** Required tasks **
**a.** In the railroad bridge case, how wide was the walkway on the side of the bridge?
**b.** How would you translate this sentence from the railroad bridge case into Spanish: "The walkway was for employees to work on the railroad, not for pedestrians."
**c.** Can you give the part of the railroad bridge case that opens with the words "The railroad bridge had" and closes with "obvious danger presented." again, substituting "catwalk" for "walkway"?

** Excerpted text **
------------------------------------------------------------------------
Union Pacific liable for pedestrian’s injuries?
Here is a case recently decided by the Third District Court of Appeal out of Sacramento ” our district. It involves a pedestrian hit by a passing Union Pacific train. You decide whether U.P. is responsible.
At 8:30 in the evening, Steven Christoff was walking along Roseville Road. Because the sidewalk narrowed as the road crossed Arcade Creek, Christoff decided to use the nearby Union Pacific railroad bridge to cross the creek.
The railroad bridge had a metal grid area on the side of the bridge which had a 1-foot-9-inch wide walkway. The walkway was for employees to work on the railroad, not for pedestrians. In fact, Christoff had to step over metal struts that held up the attached walkway.
There was no signage prohibiting pedestrians, but the “walkway” was clearly not meant for Roseville Road pedestrians.
There was testimony that standard chain-link fences are not effective against trespassing, and tamper-proof fencing would cost about $1 million per mile and would endanger people in the event of derailment. There was little explanation of why U.P. did not have a “no trespassing” sign other than the obvious danger presented.
While Christoff was on the railroad bridge, a freight train approached from the opposite direction at a speed of approximately 50 mph. Under the speed limit. The engineer sounded the horn. Christoff saw the train’s lights and heard the horn, but did not take any evasive action.
Christoff said when he heard the train whistle, he waved, because when he used to live near railroad tracks the train conductors would beep the whistle and he would wave. The court noted that he had time to wave but not enough time to hold onto the railing.
As the train passed it either struck him or threw him to the ground and he was badly injured. But he lived to tell the story ” and hire a lawyer.
------------------------------------------------------------------------
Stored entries
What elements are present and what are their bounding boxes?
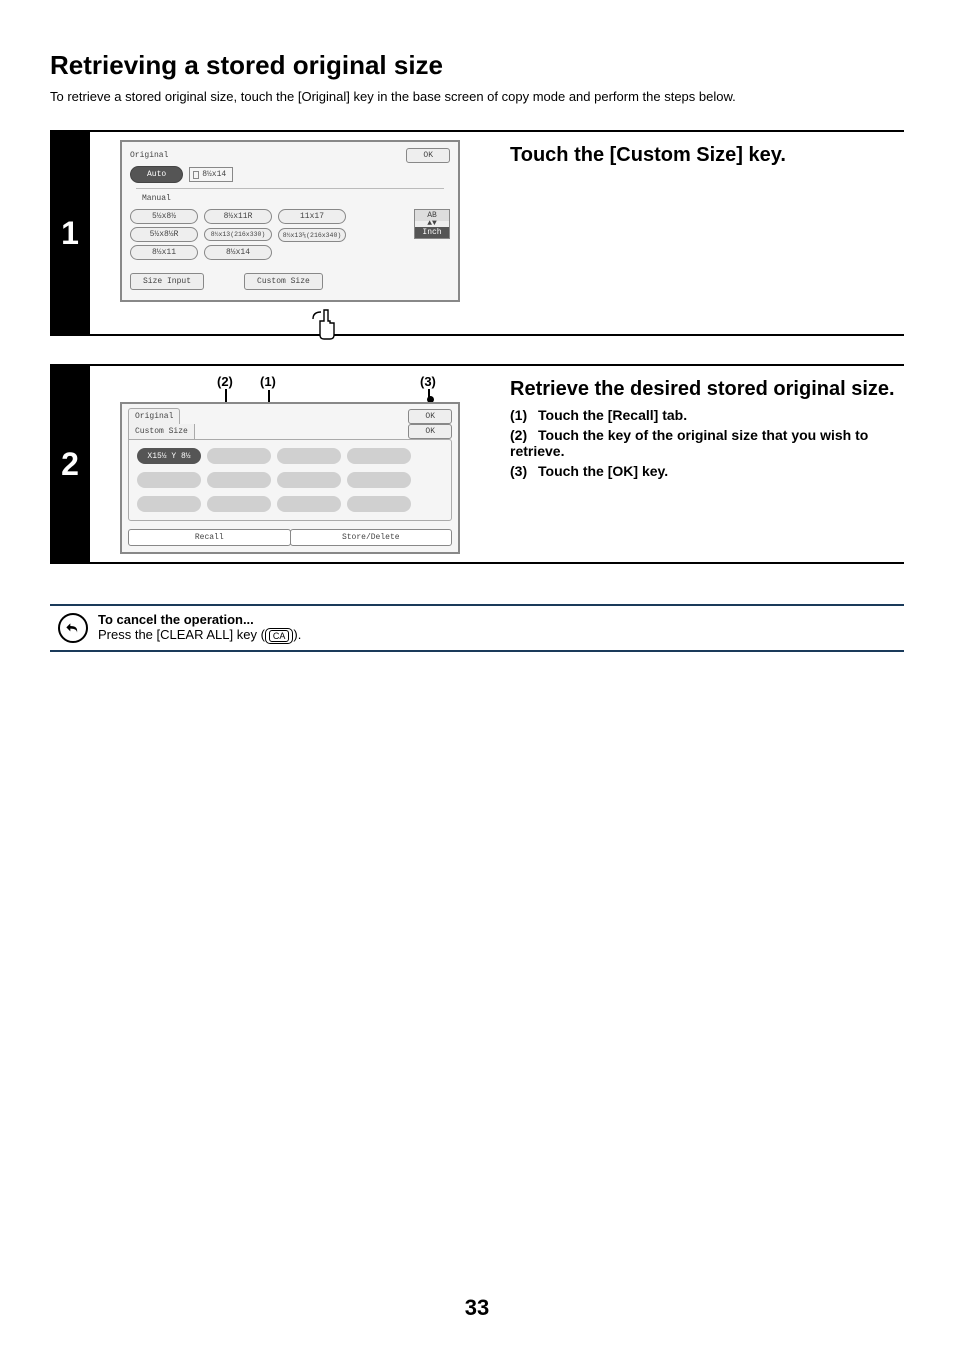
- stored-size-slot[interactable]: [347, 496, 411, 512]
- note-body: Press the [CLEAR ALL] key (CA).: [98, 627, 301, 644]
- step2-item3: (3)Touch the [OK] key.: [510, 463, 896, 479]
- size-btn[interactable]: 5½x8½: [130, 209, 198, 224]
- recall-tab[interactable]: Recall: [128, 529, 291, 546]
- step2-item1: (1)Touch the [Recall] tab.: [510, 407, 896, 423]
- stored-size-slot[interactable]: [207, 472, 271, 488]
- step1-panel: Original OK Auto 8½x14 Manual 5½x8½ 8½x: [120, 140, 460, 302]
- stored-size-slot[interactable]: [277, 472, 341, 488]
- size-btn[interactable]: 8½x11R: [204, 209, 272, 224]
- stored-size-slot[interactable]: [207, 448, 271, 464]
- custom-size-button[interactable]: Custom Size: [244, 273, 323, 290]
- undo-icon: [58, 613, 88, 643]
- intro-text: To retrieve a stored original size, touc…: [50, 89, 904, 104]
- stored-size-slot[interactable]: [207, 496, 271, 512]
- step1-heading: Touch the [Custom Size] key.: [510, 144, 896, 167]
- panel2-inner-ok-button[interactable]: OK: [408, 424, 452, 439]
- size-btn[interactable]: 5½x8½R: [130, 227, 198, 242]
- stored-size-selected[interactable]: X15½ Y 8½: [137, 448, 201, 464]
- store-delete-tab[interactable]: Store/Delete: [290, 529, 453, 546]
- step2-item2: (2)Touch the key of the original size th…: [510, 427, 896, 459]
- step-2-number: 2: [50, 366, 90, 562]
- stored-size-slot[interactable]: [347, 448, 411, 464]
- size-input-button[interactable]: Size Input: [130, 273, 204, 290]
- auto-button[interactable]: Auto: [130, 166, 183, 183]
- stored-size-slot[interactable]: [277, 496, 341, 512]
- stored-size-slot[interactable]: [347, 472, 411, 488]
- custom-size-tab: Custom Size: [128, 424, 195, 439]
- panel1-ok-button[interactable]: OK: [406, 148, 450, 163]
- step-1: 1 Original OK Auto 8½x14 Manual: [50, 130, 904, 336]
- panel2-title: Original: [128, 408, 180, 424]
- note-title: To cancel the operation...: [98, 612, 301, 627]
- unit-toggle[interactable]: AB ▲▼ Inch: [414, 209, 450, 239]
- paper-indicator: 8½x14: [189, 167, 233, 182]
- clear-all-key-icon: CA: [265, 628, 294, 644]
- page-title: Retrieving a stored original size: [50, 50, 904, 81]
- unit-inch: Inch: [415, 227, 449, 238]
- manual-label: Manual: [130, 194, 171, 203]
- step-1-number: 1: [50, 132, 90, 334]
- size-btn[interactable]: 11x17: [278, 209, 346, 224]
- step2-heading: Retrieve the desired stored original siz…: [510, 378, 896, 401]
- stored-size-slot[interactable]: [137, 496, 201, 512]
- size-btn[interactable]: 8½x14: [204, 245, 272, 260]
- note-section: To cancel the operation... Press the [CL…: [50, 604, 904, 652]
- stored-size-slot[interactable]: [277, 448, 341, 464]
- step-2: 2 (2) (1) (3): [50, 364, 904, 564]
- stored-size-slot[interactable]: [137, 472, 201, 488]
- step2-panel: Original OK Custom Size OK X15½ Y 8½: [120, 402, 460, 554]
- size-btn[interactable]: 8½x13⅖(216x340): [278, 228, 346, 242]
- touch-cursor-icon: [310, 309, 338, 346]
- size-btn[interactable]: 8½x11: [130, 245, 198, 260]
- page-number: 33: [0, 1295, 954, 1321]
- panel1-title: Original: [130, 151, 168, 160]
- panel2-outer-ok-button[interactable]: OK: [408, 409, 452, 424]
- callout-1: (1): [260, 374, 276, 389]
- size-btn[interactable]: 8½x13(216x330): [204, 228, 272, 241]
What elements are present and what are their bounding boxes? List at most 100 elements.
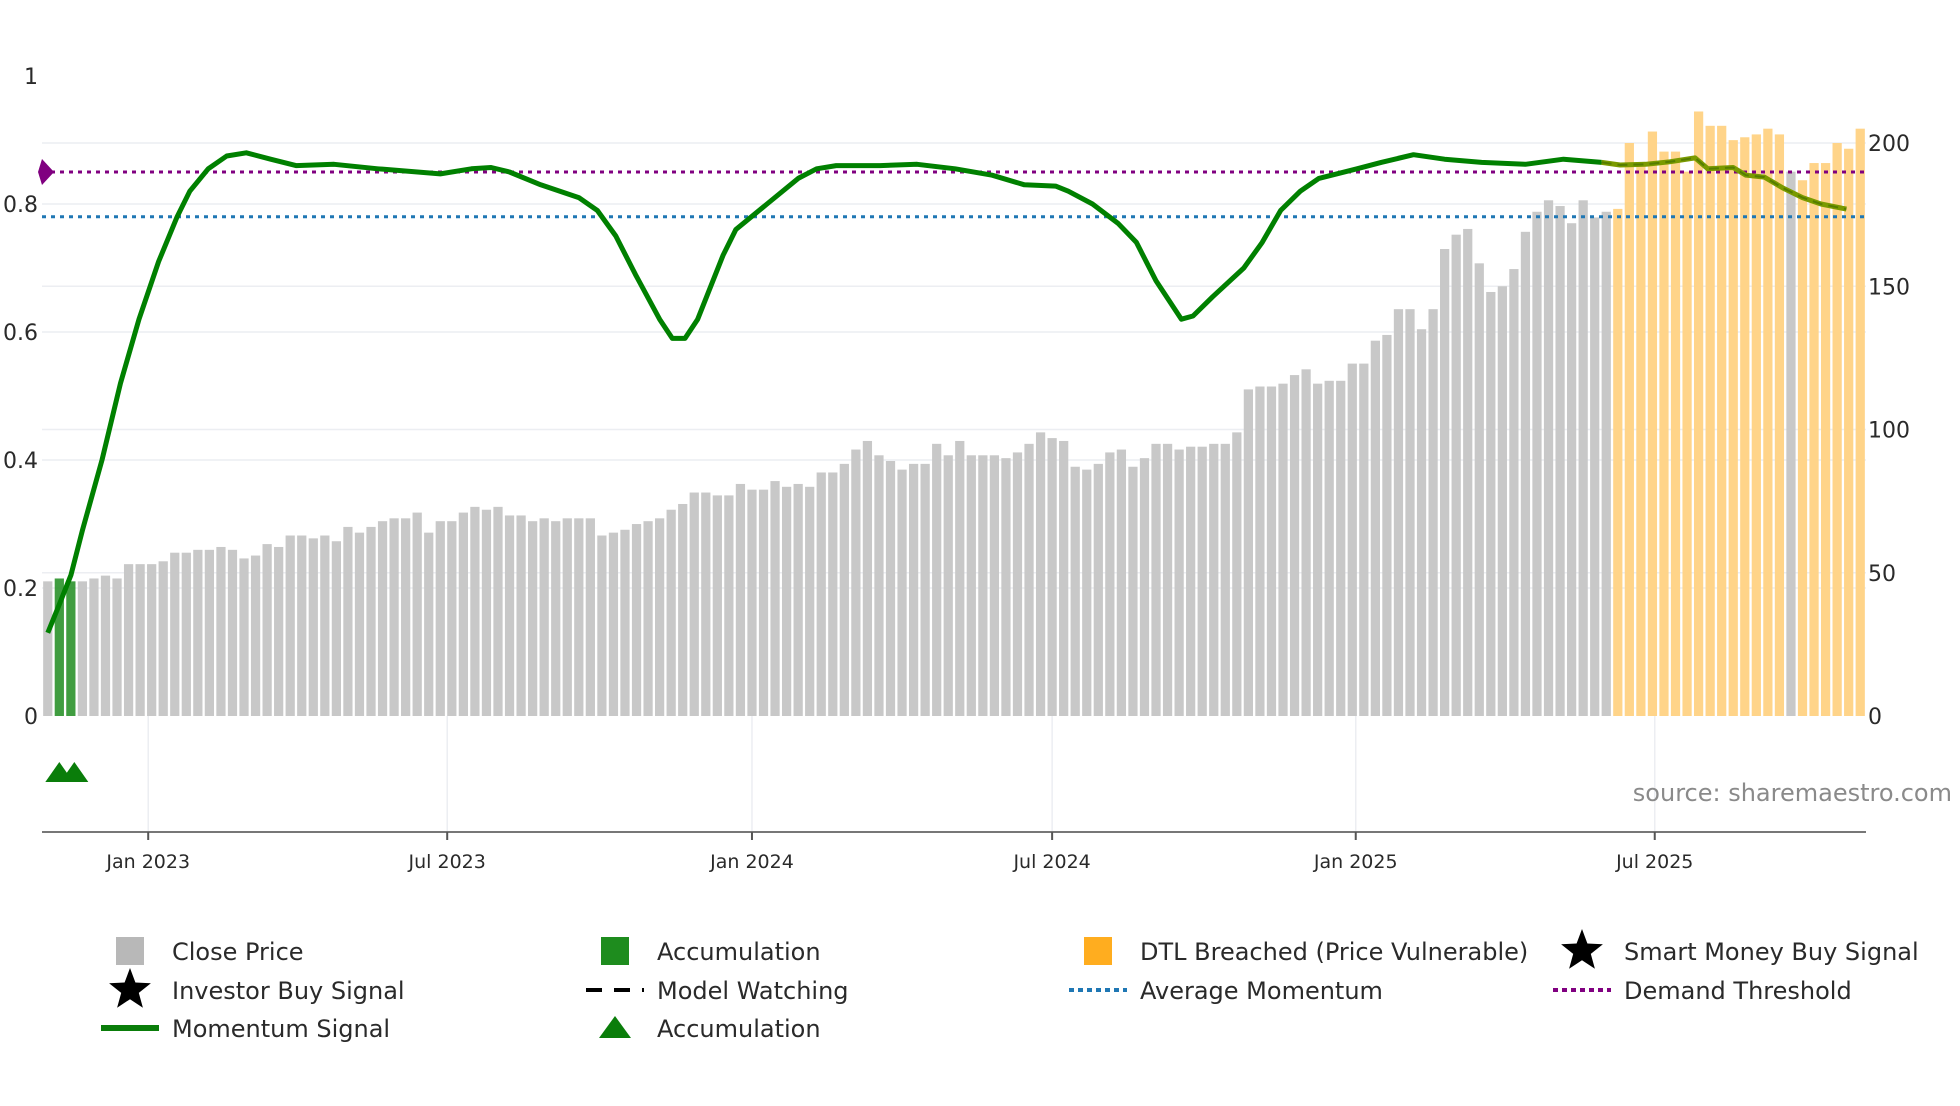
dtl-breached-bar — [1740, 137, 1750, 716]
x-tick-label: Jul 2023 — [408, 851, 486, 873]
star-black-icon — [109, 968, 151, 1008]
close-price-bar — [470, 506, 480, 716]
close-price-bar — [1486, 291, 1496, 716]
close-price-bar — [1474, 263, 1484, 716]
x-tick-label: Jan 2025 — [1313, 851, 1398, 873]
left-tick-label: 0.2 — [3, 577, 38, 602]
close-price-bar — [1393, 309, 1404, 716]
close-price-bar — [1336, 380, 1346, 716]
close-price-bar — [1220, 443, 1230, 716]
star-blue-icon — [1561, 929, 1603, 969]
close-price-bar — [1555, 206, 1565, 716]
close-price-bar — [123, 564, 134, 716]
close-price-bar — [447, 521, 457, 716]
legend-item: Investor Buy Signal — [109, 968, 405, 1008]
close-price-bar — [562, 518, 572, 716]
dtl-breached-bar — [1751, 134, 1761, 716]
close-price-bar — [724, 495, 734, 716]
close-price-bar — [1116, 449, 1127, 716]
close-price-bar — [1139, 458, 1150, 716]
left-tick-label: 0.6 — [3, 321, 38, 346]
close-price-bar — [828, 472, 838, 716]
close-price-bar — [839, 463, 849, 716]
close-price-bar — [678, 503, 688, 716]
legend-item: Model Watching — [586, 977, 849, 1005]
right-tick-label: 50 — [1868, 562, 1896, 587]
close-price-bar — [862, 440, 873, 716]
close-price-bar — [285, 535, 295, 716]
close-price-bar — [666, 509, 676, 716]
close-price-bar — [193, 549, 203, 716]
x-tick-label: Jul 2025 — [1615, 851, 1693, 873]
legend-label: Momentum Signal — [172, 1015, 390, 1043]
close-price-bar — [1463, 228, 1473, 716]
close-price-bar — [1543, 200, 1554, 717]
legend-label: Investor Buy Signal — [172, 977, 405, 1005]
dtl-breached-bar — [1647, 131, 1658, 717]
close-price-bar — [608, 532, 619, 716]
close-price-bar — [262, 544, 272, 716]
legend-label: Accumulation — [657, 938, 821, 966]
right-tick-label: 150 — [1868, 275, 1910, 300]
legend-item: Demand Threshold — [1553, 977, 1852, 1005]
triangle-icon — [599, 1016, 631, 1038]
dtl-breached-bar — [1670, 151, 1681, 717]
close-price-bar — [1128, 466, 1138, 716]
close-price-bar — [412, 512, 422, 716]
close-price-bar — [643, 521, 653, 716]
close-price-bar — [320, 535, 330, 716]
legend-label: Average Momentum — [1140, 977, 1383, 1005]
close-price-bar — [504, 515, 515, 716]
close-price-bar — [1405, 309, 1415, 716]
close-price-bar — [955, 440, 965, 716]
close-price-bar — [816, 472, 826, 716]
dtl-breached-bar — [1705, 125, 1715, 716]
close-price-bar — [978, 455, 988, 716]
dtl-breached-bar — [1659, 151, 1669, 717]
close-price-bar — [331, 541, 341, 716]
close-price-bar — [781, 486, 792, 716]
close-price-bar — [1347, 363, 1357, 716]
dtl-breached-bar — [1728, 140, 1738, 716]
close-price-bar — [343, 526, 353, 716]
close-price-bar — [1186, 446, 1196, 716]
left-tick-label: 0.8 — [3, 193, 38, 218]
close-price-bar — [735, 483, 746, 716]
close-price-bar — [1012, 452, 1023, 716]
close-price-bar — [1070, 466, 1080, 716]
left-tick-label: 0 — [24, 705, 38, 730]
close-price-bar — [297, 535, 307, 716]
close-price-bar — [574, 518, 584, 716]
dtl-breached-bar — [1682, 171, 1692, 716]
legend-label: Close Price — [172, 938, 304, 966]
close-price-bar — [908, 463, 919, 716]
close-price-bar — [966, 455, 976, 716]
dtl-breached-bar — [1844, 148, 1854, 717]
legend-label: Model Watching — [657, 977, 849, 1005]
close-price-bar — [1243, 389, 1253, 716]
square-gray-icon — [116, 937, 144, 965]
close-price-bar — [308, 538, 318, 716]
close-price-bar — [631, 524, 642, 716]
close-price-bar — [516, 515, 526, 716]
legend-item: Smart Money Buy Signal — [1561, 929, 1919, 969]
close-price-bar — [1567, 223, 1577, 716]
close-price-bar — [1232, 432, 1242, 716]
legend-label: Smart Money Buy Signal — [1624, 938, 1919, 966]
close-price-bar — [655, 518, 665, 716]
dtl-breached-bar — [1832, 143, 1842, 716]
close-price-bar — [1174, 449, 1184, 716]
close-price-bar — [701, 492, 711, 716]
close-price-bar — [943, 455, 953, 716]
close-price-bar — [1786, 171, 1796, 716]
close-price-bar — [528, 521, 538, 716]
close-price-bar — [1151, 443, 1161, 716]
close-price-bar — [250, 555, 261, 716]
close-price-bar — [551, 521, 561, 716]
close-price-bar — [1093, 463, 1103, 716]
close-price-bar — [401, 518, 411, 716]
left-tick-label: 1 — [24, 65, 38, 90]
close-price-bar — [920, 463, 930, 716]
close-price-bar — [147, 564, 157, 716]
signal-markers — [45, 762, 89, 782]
------------------------------------------------------------------------
** Responses **
**a.** 1 foot 9 inches.

**b.** La pasarela era para que los empleados trabajaran en el ferrocarril, no para los peatones.

**c.**
The railroad bridge had a metal grid area on the side of the bridge which had a 1-foot-9-inch wide catwalk. The catwalk was for employees to work on the railroad, not for pedestrians. In fact, Christoff had to step over metal struts that held up the attached catwalk.
There was no signage prohibiting pedestrians, but the “catwalk” was clearly not meant for Roseville Road pedestrians.
There was testimony that standard chain-link fences are not effective against trespassing, and tamper-proof fencing would cost about $1 million per mile and would endanger people in the event of derailment. There was little explanation of why U.P. did not have a “no trespassing” sign other than the obvious danger presented.